- **Your objective**: Identify every line in the records below that contains the word "TIME", and reproduce each one.

- **Extracted records**:
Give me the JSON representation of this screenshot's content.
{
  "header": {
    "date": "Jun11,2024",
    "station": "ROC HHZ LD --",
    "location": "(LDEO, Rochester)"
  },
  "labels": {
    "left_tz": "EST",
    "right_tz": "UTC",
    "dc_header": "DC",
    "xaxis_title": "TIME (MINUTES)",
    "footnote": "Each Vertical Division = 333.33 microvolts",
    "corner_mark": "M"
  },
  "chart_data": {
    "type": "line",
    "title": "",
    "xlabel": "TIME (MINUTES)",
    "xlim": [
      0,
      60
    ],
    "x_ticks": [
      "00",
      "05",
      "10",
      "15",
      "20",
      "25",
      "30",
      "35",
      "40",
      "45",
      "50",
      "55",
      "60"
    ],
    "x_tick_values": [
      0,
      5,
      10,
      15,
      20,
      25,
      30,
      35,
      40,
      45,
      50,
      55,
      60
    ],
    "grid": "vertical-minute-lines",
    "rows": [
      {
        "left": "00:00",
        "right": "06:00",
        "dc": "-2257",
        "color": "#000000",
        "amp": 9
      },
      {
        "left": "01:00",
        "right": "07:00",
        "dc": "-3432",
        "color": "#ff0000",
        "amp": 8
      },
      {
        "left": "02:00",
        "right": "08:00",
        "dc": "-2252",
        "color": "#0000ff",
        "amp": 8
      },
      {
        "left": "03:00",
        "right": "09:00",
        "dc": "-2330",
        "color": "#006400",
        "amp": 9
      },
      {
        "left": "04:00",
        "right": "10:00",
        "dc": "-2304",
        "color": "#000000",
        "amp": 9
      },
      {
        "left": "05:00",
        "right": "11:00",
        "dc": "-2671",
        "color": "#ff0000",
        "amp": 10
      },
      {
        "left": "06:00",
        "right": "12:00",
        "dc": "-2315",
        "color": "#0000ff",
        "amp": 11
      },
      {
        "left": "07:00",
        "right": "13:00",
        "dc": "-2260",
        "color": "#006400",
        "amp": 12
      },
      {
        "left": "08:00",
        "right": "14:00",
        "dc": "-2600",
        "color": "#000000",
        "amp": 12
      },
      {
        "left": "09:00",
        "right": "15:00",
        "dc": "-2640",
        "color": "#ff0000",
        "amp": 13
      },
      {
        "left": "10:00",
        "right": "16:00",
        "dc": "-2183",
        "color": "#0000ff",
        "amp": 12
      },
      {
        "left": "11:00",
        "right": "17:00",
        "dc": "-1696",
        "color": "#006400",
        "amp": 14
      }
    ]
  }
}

- **Solution**:
    "xaxis_title": "TIME (MINUTES)",
    "xlabel": "TIME (MINUTES)",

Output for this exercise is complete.